## EXERCISE TASK
Each entry must be reproduced precisely as it stands.
[Start DATA IN THIS EXERCISE]
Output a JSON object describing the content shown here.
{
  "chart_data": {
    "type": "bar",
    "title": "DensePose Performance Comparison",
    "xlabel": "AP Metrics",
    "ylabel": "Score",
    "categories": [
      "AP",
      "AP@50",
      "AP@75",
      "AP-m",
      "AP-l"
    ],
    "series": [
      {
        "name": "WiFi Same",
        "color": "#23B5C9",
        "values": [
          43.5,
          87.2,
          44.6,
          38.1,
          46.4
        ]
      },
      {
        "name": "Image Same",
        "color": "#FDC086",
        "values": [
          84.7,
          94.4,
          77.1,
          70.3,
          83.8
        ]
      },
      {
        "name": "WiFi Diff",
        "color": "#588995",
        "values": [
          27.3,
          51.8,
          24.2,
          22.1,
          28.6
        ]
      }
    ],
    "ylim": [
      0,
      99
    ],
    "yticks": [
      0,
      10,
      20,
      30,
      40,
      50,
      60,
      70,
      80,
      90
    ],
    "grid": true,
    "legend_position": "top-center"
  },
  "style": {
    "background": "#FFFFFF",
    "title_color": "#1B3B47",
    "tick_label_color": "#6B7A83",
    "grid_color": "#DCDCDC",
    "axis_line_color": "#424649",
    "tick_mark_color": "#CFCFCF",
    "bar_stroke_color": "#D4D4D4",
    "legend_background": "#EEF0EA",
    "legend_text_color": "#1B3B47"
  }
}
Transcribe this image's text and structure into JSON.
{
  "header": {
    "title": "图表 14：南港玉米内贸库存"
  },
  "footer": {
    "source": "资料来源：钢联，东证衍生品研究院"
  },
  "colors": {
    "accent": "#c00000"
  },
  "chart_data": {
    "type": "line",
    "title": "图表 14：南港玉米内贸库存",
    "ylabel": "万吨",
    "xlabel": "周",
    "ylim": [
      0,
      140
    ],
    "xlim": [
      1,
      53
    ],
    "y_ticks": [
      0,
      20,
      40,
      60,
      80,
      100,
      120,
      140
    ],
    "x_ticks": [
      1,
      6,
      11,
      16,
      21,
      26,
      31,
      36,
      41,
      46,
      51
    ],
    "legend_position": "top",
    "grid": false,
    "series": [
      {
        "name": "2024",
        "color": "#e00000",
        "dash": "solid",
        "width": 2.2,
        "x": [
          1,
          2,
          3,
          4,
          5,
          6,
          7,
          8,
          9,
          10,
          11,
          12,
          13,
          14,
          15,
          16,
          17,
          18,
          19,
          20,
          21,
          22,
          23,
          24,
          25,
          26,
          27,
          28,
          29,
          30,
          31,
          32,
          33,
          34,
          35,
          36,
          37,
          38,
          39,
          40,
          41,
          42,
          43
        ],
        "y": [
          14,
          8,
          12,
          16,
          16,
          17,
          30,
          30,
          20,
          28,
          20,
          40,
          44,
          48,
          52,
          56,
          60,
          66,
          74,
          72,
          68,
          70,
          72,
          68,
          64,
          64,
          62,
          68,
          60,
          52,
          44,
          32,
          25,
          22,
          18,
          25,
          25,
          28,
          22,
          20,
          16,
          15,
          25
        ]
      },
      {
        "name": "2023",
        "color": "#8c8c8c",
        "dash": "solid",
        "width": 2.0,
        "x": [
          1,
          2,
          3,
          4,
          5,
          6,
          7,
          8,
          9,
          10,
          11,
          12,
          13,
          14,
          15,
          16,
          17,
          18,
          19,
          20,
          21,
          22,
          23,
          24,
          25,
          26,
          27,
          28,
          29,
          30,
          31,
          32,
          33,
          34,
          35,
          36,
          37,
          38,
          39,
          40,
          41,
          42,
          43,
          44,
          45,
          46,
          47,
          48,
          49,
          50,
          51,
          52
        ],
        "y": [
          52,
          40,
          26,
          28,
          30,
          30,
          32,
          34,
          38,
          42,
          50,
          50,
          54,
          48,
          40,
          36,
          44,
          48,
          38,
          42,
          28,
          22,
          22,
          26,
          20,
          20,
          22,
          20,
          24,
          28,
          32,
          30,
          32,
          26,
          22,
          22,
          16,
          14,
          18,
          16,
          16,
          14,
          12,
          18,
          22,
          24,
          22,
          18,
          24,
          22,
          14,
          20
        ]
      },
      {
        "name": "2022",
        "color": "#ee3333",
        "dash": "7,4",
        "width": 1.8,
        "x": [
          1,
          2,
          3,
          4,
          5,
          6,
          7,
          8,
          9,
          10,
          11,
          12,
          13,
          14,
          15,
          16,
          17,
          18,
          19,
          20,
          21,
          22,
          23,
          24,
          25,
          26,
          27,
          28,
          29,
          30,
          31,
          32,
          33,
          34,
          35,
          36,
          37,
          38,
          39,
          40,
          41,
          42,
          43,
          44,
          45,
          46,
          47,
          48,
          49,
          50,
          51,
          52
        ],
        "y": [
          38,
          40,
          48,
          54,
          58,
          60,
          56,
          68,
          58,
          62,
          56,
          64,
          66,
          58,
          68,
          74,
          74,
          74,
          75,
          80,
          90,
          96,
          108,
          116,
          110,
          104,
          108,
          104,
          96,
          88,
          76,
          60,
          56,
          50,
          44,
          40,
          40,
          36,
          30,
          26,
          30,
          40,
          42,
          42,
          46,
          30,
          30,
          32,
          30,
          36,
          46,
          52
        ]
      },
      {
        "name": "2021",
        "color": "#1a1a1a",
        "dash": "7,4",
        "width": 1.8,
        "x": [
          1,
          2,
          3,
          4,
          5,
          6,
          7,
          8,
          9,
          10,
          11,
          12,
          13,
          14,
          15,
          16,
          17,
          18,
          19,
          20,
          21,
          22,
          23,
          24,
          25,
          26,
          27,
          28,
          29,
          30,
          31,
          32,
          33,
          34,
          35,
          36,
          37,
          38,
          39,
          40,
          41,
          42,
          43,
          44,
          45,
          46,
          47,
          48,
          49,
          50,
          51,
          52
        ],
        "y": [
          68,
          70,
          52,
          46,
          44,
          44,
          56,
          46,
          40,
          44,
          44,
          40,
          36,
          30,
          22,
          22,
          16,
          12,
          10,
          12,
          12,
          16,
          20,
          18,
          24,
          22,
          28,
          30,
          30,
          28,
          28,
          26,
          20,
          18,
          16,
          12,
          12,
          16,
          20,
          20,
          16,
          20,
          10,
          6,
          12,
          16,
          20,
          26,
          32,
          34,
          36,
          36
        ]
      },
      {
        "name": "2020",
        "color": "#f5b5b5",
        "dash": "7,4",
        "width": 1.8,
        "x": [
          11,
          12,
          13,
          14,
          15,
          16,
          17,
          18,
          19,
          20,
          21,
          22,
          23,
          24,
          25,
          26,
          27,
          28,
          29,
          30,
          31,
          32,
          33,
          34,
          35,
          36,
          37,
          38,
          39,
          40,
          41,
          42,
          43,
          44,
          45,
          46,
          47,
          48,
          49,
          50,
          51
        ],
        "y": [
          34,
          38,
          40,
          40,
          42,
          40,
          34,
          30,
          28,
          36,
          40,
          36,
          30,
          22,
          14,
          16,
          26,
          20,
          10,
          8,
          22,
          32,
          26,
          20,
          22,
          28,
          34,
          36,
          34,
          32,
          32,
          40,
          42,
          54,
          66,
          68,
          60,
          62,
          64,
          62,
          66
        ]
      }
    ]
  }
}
[End DATA IN THIS EXERCISE]
## SOLUTION
Output a JSON object describing the content shown here.
{
  "chart_data": {
    "type": "bar",
    "title": "DensePose Performance Comparison",
    "xlabel": "AP Metrics",
    "ylabel": "Score",
    "categories": [
      "AP",
      "AP@50",
      "AP@75",
      "AP-m",
      "AP-l"
    ],
    "series": [
      {
        "name": "WiFi Same",
        "color": "#23B5C9",
        "values": [
          43.5,
          87.2,
          44.6,
          38.1,
          46.4
        ]
      },
      {
        "name": "Image Same",
        "color": "#FDC086",
        "values": [
          84.7,
          94.4,
          77.1,
          70.3,
          83.8
        ]
      },
      {
        "name": "WiFi Diff",
        "color": "#588995",
        "values": [
          27.3,
          51.8,
          24.2,
          22.1,
          28.6
        ]
      }
    ],
    "ylim": [
      0,
      99
    ],
    "yticks": [
      0,
      10,
      20,
      30,
      40,
      50,
      60,
      70,
      80,
      90
    ],
    "grid": true,
    "legend_position": "top-center"
  },
  "style": {
    "background": "#FFFFFF",
    "title_color": "#1B3B47",
    "tick_label_color": "#6B7A83",
    "grid_color": "#DCDCDC",
    "axis_line_color": "#424649",
    "tick_mark_color": "#CFCFCF",
    "bar_stroke_color": "#D4D4D4",
    "legend_background": "#EEF0EA",
    "legend_text_color": "#1B3B47"
  }
}
Transcribe this image's text and structure into JSON.
{
  "header": {
    "title": "图表 14：南港玉米内贸库存"
  },
  "footer": {
    "source": "资料来源：钢联，东证衍生品研究院"
  },
  "colors": {
    "accent": "#c00000"
  },
  "chart_data": {
    "type": "line",
    "title": "图表 14：南港玉米内贸库存",
    "ylabel": "万吨",
    "xlabel": "周",
    "ylim": [
      0,
      140
    ],
    "xlim": [
      1,
      53
    ],
    "y_ticks": [
      0,
      20,
      40,
      60,
      80,
      100,
      120,
      140
    ],
    "x_ticks": [
      1,
      6,
      11,
      16,
      21,
      26,
      31,
      36,
      41,
      46,
      51
    ],
    "legend_position": "top",
    "grid": false,
    "series": [
      {
        "name": "2024",
        "color": "#e00000",
        "dash": "solid",
        "width": 2.2,
        "x": [
          1,
          2,
          3,
          4,
          5,
          6,
          7,
          8,
          9,
          10,
          11,
          12,
          13,
          14,
          15,
          16,
          17,
          18,
          19,
          20,
          21,
          22,
          23,
          24,
          25,
          26,
          27,
          28,
          29,
          30,
          31,
          32,
          33,
          34,
          35,
          36,
          37,
          38,
          39,
          40,
          41,
          42,
          43
        ],
        "y": [
          14,
          8,
          12,
          16,
          16,
          17,
          30,
          30,
          20,
          28,
          20,
          40,
          44,
          48,
          52,
          56,
          60,
          66,
          74,
          72,
          68,
          70,
          72,
          68,
          64,
          64,
          62,
          68,
          60,
          52,
          44,
          32,
          25,
          22,
          18,
          25,
          25,
          28,
          22,
          20,
          16,
          15,
          25
        ]
      },
      {
        "name": "2023",
        "color": "#8c8c8c",
        "dash": "solid",
        "width": 2.0,
        "x": [
          1,
          2,
          3,
          4,
          5,
          6,
          7,
          8,
          9,
          10,
          11,
          12,
          13,
          14,
          15,
          16,
          17,
          18,
          19,
          20,
          21,
          22,
          23,
          24,
          25,
          26,
          27,
          28,
          29,
          30,
          31,
          32,
          33,
          34,
          35,
          36,
          37,
          38,
          39,
          40,
          41,
          42,
          43,
          44,
          45,
          46,
          47,
          48,
          49,
          50,
          51,
          52
        ],
        "y": [
          52,
          40,
          26,
          28,
          30,
          30,
          32,
          34,
          38,
          42,
          50,
          50,
          54,
          48,
          40,
          36,
          44,
          48,
          38,
          42,
          28,
          22,
          22,
          26,
          20,
          20,
          22,
          20,
          24,
          28,
          32,
          30,
          32,
          26,
          22,
          22,
          16,
          14,
          18,
          16,
          16,
          14,
          12,
          18,
          22,
          24,
          22,
          18,
          24,
          22,
          14,
          20
        ]
      },
      {
        "name": "2022",
        "color": "#ee3333",
        "dash": "7,4",
        "width": 1.8,
        "x": [
          1,
          2,
          3,
          4,
          5,
          6,
          7,
          8,
          9,
          10,
          11,
          12,
          13,
          14,
          15,
          16,
          17,
          18,
          19,
          20,
          21,
          22,
          23,
          24,
          25,
          26,
          27,
          28,
          29,
          30,
          31,
          32,
          33,
          34,
          35,
          36,
          37,
          38,
          39,
          40,
          41,
          42,
          43,
          44,
          45,
          46,
          47,
          48,
          49,
          50,
          51,
          52
        ],
        "y": [
          38,
          40,
          48,
          54,
          58,
          60,
          56,
          68,
          58,
          62,
          56,
          64,
          66,
          58,
          68,
          74,
          74,
          74,
          75,
          80,
          90,
          96,
          108,
          116,
          110,
          104,
          108,
          104,
          96,
          88,
          76,
          60,
          56,
          50,
          44,
          40,
          40,
          36,
          30,
          26,
          30,
          40,
          42,
          42,
          46,
          30,
          30,
          32,
          30,
          36,
          46,
          52
        ]
      },
      {
        "name": "2021",
        "color": "#1a1a1a",
        "dash": "7,4",
        "width": 1.8,
        "x": [
          1,
          2,
          3,
          4,
          5,
          6,
          7,
          8,
          9,
          10,
          11,
          12,
          13,
          14,
          15,
          16,
          17,
          18,
          19,
          20,
          21,
          22,
          23,
          24,
          25,
          26,
          27,
          28,
          29,
          30,
          31,
          32,
          33,
          34,
          35,
          36,
          37,
          38,
          39,
          40,
          41,
          42,
          43,
          44,
          45,
          46,
          47,
          48,
          49,
          50,
          51,
          52
        ],
        "y": [
          68,
          70,
          52,
          46,
          44,
          44,
          56,
          46,
          40,
          44,
          44,
          40,
          36,
          30,
          22,
          22,
          16,
          12,
          10,
          12,
          12,
          16,
          20,
          18,
          24,
          22,
          28,
          30,
          30,
          28,
          28,
          26,
          20,
          18,
          16,
          12,
          12,
          16,
          20,
          20,
          16,
          20,
          10,
          6,
          12,
          16,
          20,
          26,
          32,
          34,
          36,
          36
        ]
      },
      {
        "name": "2020",
        "color": "#f5b5b5",
        "dash": "7,4",
        "width": 1.8,
        "x": [
          11,
          12,
          13,
          14,
          15,
          16,
          17,
          18,
          19,
          20,
          21,
          22,
          23,
          24,
          25,
          26,
          27,
          28,
          29,
          30,
          31,
          32,
          33,
          34,
          35,
          36,
          37,
          38,
          39,
          40,
          41,
          42,
          43,
          44,
          45,
          46,
          47,
          48,
          49,
          50,
          51
        ],
        "y": [
          34,
          38,
          40,
          40,
          42,
          40,
          34,
          30,
          28,
          36,
          40,
          36,
          30,
          22,
          14,
          16,
          26,
          20,
          10,
          8,
          22,
          32,
          26,
          20,
          22,
          28,
          34,
          36,
          34,
          32,
          32,
          40,
          42,
          54,
          66,
          68,
          60,
          62,
          64,
          62,
          66
        ]
      }
    ]
  }
}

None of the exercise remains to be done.